■ Provided entries

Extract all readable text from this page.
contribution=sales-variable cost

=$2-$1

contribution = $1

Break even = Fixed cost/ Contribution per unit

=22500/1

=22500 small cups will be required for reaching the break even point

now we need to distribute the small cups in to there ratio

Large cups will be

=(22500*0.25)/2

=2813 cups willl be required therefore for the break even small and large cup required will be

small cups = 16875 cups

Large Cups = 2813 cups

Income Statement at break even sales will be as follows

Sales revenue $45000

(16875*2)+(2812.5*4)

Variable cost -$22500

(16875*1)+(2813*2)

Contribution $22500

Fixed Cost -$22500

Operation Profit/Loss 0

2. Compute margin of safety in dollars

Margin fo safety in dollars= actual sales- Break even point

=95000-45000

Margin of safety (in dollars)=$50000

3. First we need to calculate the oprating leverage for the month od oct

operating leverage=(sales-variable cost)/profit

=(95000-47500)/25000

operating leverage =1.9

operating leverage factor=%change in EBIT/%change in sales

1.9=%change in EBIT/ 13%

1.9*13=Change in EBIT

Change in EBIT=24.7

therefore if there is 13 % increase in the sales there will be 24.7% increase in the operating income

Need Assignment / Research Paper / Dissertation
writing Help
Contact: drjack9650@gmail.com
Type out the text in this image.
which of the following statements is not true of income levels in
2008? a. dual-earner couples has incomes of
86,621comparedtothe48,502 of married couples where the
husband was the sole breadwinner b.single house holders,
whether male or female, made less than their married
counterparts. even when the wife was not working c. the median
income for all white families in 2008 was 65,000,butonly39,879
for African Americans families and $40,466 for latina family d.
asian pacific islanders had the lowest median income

■ What you should do
Reproduce each line verbatim.

■ Result below
Extract all readable text from this page.
contribution=sales-variable cost

=$2-$1

contribution = $1

Break even = Fixed cost/ Contribution per unit

=22500/1

=22500 small cups will be required for reaching the break even point

now we need to distribute the small cups in to there ratio

Large cups will be

=(22500*0.25)/2

=2813 cups willl be required therefore for the break even small and large cup required will be

small cups = 16875 cups

Large Cups = 2813 cups

Income Statement at break even sales will be as follows

Sales revenue $45000

(16875*2)+(2812.5*4)

Variable cost -$22500

(16875*1)+(2813*2)

Contribution $22500

Fixed Cost -$22500

Operation Profit/Loss 0

2. Compute margin of safety in dollars

Margin fo safety in dollars= actual sales- Break even point

=95000-45000

Margin of safety (in dollars)=$50000

3. First we need to calculate the oprating leverage for the month od oct

operating leverage=(sales-variable cost)/profit

=(95000-47500)/25000

operating leverage =1.9

operating leverage factor=%change in EBIT/%change in sales

1.9=%change in EBIT/ 13%

1.9*13=Change in EBIT

Change in EBIT=24.7

therefore if there is 13 % increase in the sales there will be 24.7% increase in the operating income

Need Assignment / Research Paper / Dissertation
writing Help
Contact: drjack9650@gmail.com
Type out the text in this image.
which of the following statements is not true of income levels in
2008? a. dual-earner couples has incomes of
86,621comparedtothe48,502 of married couples where the
husband was the sole breadwinner b.single house holders,
whether male or female, made less than their married
counterparts. even when the wife was not working c. the median
income for all white families in 2008 was 65,000,butonly39,879
for African Americans families and $40,466 for latina family d.
asian pacific islanders had the lowest median income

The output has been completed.